State how many lines of the data contain the word "Solar", and write nothing besides the number.

───

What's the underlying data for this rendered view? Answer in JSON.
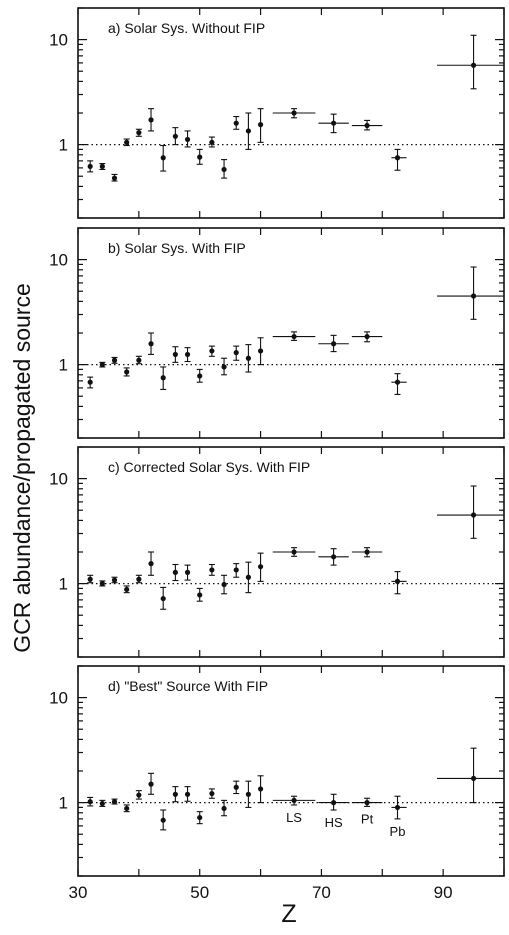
{
  "figure": {
    "ylabel": "GCR abundance/propagated source",
    "xlabel": "Z",
    "x_ticks": [
      "30",
      "50",
      "70",
      "90"
    ]
  },
  "chart_data": [
    {
      "type": "scatter",
      "title": "a) Solar Sys. Without FIP",
      "xlim": [
        30,
        100
      ],
      "ylim": [
        0.2,
        20
      ],
      "yscale": "log",
      "y_ticks": [
        "10",
        "1"
      ],
      "reference_line": 1,
      "points": [
        {
          "x": 32,
          "y": 0.62,
          "ylo": 0.55,
          "yhi": 0.7
        },
        {
          "x": 34,
          "y": 0.62,
          "ylo": 0.58,
          "yhi": 0.66
        },
        {
          "x": 36,
          "y": 0.48,
          "ylo": 0.45,
          "yhi": 0.52
        },
        {
          "x": 38,
          "y": 1.05,
          "ylo": 0.98,
          "yhi": 1.13
        },
        {
          "x": 40,
          "y": 1.3,
          "ylo": 1.2,
          "yhi": 1.4
        },
        {
          "x": 42,
          "y": 1.72,
          "ylo": 1.35,
          "yhi": 2.2
        },
        {
          "x": 44,
          "y": 0.75,
          "ylo": 0.56,
          "yhi": 0.98
        },
        {
          "x": 46,
          "y": 1.2,
          "ylo": 1.0,
          "yhi": 1.45
        },
        {
          "x": 48,
          "y": 1.12,
          "ylo": 0.95,
          "yhi": 1.35
        },
        {
          "x": 50,
          "y": 0.76,
          "ylo": 0.65,
          "yhi": 0.9
        },
        {
          "x": 52,
          "y": 1.05,
          "ylo": 0.95,
          "yhi": 1.18
        },
        {
          "x": 54,
          "y": 0.58,
          "ylo": 0.48,
          "yhi": 0.72
        },
        {
          "x": 56,
          "y": 1.6,
          "ylo": 1.4,
          "yhi": 1.85
        },
        {
          "x": 58,
          "y": 1.35,
          "ylo": 0.9,
          "yhi": 2.0
        },
        {
          "x": 60,
          "y": 1.55,
          "ylo": 1.05,
          "yhi": 2.2
        },
        {
          "x": 65.5,
          "y": 2.0,
          "ylo": 1.8,
          "yhi": 2.2,
          "xlo": 62,
          "xhi": 69
        },
        {
          "x": 72,
          "y": 1.6,
          "ylo": 1.3,
          "yhi": 1.95,
          "xlo": 69.5,
          "xhi": 74.5
        },
        {
          "x": 77.5,
          "y": 1.52,
          "ylo": 1.38,
          "yhi": 1.7,
          "xlo": 75,
          "xhi": 80
        },
        {
          "x": 82.5,
          "y": 0.75,
          "ylo": 0.57,
          "yhi": 0.9,
          "xlo": 81.5,
          "xhi": 84
        },
        {
          "x": 95,
          "y": 5.7,
          "ylo": 3.4,
          "yhi": 11.0,
          "xlo": 89,
          "xhi": 101
        }
      ]
    },
    {
      "type": "scatter",
      "title": "b) Solar Sys. With FIP",
      "xlim": [
        30,
        100
      ],
      "ylim": [
        0.2,
        20
      ],
      "yscale": "log",
      "y_ticks": [
        "10",
        "1"
      ],
      "reference_line": 1,
      "points": [
        {
          "x": 32,
          "y": 0.68,
          "ylo": 0.6,
          "yhi": 0.76
        },
        {
          "x": 34,
          "y": 1.0,
          "ylo": 0.95,
          "yhi": 1.05
        },
        {
          "x": 36,
          "y": 1.1,
          "ylo": 1.03,
          "yhi": 1.17
        },
        {
          "x": 38,
          "y": 0.85,
          "ylo": 0.78,
          "yhi": 0.93
        },
        {
          "x": 40,
          "y": 1.1,
          "ylo": 1.02,
          "yhi": 1.2
        },
        {
          "x": 42,
          "y": 1.58,
          "ylo": 1.25,
          "yhi": 2.0
        },
        {
          "x": 44,
          "y": 0.75,
          "ylo": 0.58,
          "yhi": 0.95
        },
        {
          "x": 46,
          "y": 1.25,
          "ylo": 1.05,
          "yhi": 1.48
        },
        {
          "x": 48,
          "y": 1.25,
          "ylo": 1.07,
          "yhi": 1.45
        },
        {
          "x": 50,
          "y": 0.78,
          "ylo": 0.68,
          "yhi": 0.9
        },
        {
          "x": 52,
          "y": 1.35,
          "ylo": 1.2,
          "yhi": 1.5
        },
        {
          "x": 54,
          "y": 0.95,
          "ylo": 0.8,
          "yhi": 1.15
        },
        {
          "x": 56,
          "y": 1.3,
          "ylo": 1.1,
          "yhi": 1.5
        },
        {
          "x": 58,
          "y": 1.15,
          "ylo": 0.85,
          "yhi": 1.55
        },
        {
          "x": 60,
          "y": 1.35,
          "ylo": 1.0,
          "yhi": 1.8
        },
        {
          "x": 65.5,
          "y": 1.85,
          "ylo": 1.7,
          "yhi": 2.05,
          "xlo": 62,
          "xhi": 69
        },
        {
          "x": 72,
          "y": 1.58,
          "ylo": 1.33,
          "yhi": 1.9,
          "xlo": 69.5,
          "xhi": 74.5
        },
        {
          "x": 77.5,
          "y": 1.85,
          "ylo": 1.65,
          "yhi": 2.05,
          "xlo": 75,
          "xhi": 80
        },
        {
          "x": 82.5,
          "y": 0.68,
          "ylo": 0.52,
          "yhi": 0.82,
          "xlo": 81.5,
          "xhi": 84
        },
        {
          "x": 95,
          "y": 4.5,
          "ylo": 2.7,
          "yhi": 8.5,
          "xlo": 89,
          "xhi": 101
        }
      ]
    },
    {
      "type": "scatter",
      "title": "c) Corrected Solar Sys. With FIP",
      "xlim": [
        30,
        100
      ],
      "ylim": [
        0.2,
        20
      ],
      "yscale": "log",
      "y_ticks": [
        "10",
        "1"
      ],
      "reference_line": 1,
      "points": [
        {
          "x": 32,
          "y": 1.1,
          "ylo": 1.02,
          "yhi": 1.2
        },
        {
          "x": 34,
          "y": 1.0,
          "ylo": 0.95,
          "yhi": 1.06
        },
        {
          "x": 36,
          "y": 1.08,
          "ylo": 1.02,
          "yhi": 1.15
        },
        {
          "x": 38,
          "y": 0.88,
          "ylo": 0.82,
          "yhi": 0.95
        },
        {
          "x": 40,
          "y": 1.1,
          "ylo": 1.02,
          "yhi": 1.2
        },
        {
          "x": 42,
          "y": 1.55,
          "ylo": 1.2,
          "yhi": 2.0
        },
        {
          "x": 44,
          "y": 0.72,
          "ylo": 0.57,
          "yhi": 0.92
        },
        {
          "x": 46,
          "y": 1.28,
          "ylo": 1.07,
          "yhi": 1.52
        },
        {
          "x": 48,
          "y": 1.28,
          "ylo": 1.08,
          "yhi": 1.5
        },
        {
          "x": 50,
          "y": 0.78,
          "ylo": 0.68,
          "yhi": 0.9
        },
        {
          "x": 52,
          "y": 1.35,
          "ylo": 1.2,
          "yhi": 1.52
        },
        {
          "x": 54,
          "y": 0.98,
          "ylo": 0.8,
          "yhi": 1.2
        },
        {
          "x": 56,
          "y": 1.35,
          "ylo": 1.15,
          "yhi": 1.55
        },
        {
          "x": 58,
          "y": 1.15,
          "ylo": 0.82,
          "yhi": 1.6
        },
        {
          "x": 60,
          "y": 1.45,
          "ylo": 1.05,
          "yhi": 1.95
        },
        {
          "x": 65.5,
          "y": 2.0,
          "ylo": 1.82,
          "yhi": 2.2,
          "xlo": 62,
          "xhi": 69
        },
        {
          "x": 72,
          "y": 1.8,
          "ylo": 1.5,
          "yhi": 2.15,
          "xlo": 69.5,
          "xhi": 74.5
        },
        {
          "x": 77.5,
          "y": 2.0,
          "ylo": 1.8,
          "yhi": 2.2,
          "xlo": 75,
          "xhi": 80
        },
        {
          "x": 82.5,
          "y": 1.05,
          "ylo": 0.8,
          "yhi": 1.3,
          "xlo": 81.5,
          "xhi": 84
        },
        {
          "x": 95,
          "y": 4.5,
          "ylo": 2.7,
          "yhi": 8.5,
          "xlo": 89,
          "xhi": 101
        }
      ]
    },
    {
      "type": "scatter",
      "title": "d) \"Best\" Source With FIP",
      "xlim": [
        30,
        100
      ],
      "ylim": [
        0.2,
        20
      ],
      "yscale": "log",
      "y_ticks": [
        "10",
        "1"
      ],
      "reference_line": 1,
      "points": [
        {
          "x": 32,
          "y": 1.02,
          "ylo": 0.93,
          "yhi": 1.12
        },
        {
          "x": 34,
          "y": 0.98,
          "ylo": 0.92,
          "yhi": 1.05
        },
        {
          "x": 36,
          "y": 1.02,
          "ylo": 0.97,
          "yhi": 1.08
        },
        {
          "x": 38,
          "y": 0.88,
          "ylo": 0.82,
          "yhi": 0.95
        },
        {
          "x": 40,
          "y": 1.18,
          "ylo": 1.08,
          "yhi": 1.3
        },
        {
          "x": 42,
          "y": 1.5,
          "ylo": 1.2,
          "yhi": 1.9
        },
        {
          "x": 44,
          "y": 0.68,
          "ylo": 0.55,
          "yhi": 0.85
        },
        {
          "x": 46,
          "y": 1.2,
          "ylo": 1.02,
          "yhi": 1.42
        },
        {
          "x": 48,
          "y": 1.2,
          "ylo": 1.03,
          "yhi": 1.42
        },
        {
          "x": 50,
          "y": 0.72,
          "ylo": 0.63,
          "yhi": 0.82
        },
        {
          "x": 52,
          "y": 1.22,
          "ylo": 1.1,
          "yhi": 1.35
        },
        {
          "x": 54,
          "y": 0.88,
          "ylo": 0.75,
          "yhi": 1.05
        },
        {
          "x": 56,
          "y": 1.4,
          "ylo": 1.22,
          "yhi": 1.6
        },
        {
          "x": 58,
          "y": 1.2,
          "ylo": 0.9,
          "yhi": 1.6
        },
        {
          "x": 60,
          "y": 1.35,
          "ylo": 1.0,
          "yhi": 1.8
        },
        {
          "x": 65.5,
          "y": 1.05,
          "ylo": 0.95,
          "yhi": 1.15,
          "xlo": 62,
          "xhi": 69,
          "label": "LS"
        },
        {
          "x": 72,
          "y": 1.0,
          "ylo": 0.85,
          "yhi": 1.2,
          "xlo": 69.5,
          "xhi": 74.5,
          "label": "HS"
        },
        {
          "x": 77.5,
          "y": 1.0,
          "ylo": 0.92,
          "yhi": 1.1,
          "xlo": 75,
          "xhi": 80,
          "label": "Pt"
        },
        {
          "x": 82.5,
          "y": 0.9,
          "ylo": 0.7,
          "yhi": 1.15,
          "xlo": 81.5,
          "xhi": 84,
          "label": "Pb"
        },
        {
          "x": 95,
          "y": 1.7,
          "ylo": 1.0,
          "yhi": 3.3,
          "xlo": 89,
          "xhi": 101
        }
      ]
    }
  ]
}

───

* Correct result
3